Start of Rows

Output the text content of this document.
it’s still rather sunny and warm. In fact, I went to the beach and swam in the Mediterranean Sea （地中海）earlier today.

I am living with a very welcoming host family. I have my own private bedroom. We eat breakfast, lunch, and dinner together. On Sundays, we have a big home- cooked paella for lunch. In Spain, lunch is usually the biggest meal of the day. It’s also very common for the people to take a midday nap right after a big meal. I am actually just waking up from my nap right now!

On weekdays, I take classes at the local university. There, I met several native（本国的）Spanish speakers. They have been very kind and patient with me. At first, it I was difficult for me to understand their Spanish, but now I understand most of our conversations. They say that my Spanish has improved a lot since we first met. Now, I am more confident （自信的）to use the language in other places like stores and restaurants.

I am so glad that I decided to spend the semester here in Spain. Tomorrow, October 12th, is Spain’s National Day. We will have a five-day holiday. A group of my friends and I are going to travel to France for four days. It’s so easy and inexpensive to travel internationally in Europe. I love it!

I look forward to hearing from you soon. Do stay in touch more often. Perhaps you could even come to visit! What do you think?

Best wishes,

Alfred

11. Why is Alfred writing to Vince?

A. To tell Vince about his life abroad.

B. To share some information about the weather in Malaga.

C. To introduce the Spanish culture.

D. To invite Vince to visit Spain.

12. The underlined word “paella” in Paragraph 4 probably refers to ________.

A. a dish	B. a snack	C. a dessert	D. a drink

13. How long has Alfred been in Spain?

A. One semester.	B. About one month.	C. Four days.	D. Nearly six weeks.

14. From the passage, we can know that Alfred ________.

End of Rows

Directions —
All of the material above needs to be copied exactly.

Response below —
Output the text content of this document.
it’s still rather sunny and warm. In fact, I went to the beach and swam in the Mediterranean Sea （地中海）earlier today.

I am living with a very welcoming host family. I have my own private bedroom. We eat breakfast, lunch, and dinner together. On Sundays, we have a big home- cooked paella for lunch. In Spain, lunch is usually the biggest meal of the day. It’s also very common for the people to take a midday nap right after a big meal. I am actually just waking up from my nap right now!

On weekdays, I take classes at the local university. There, I met several native（本国的）Spanish speakers. They have been very kind and patient with me. At first, it I was difficult for me to understand their Spanish, but now I understand most of our conversations. They say that my Spanish has improved a lot since we first met. Now, I am more confident （自信的）to use the language in other places like stores and restaurants.

I am so glad that I decided to spend the semester here in Spain. Tomorrow, October 12th, is Spain’s National Day. We will have a five-day holiday. A group of my friends and I are going to travel to France for four days. It’s so easy and inexpensive to travel internationally in Europe. I love it!

I look forward to hearing from you soon. Do stay in touch more often. Perhaps you could even come to visit! What do you think?

Best wishes,

Alfred

11. Why is Alfred writing to Vince?

A. To tell Vince about his life abroad.

B. To share some information about the weather in Malaga.

C. To introduce the Spanish culture.

D. To invite Vince to visit Spain.

12. The underlined word “paella” in Paragraph 4 probably refers to ________.

A. a dish	B. a snack	C. a dessert	D. a drink

13. How long has Alfred been in Spain?

A. One semester.	B. About one month.	C. Four days.	D. Nearly six weeks.

14. From the passage, we can know that Alfred ________.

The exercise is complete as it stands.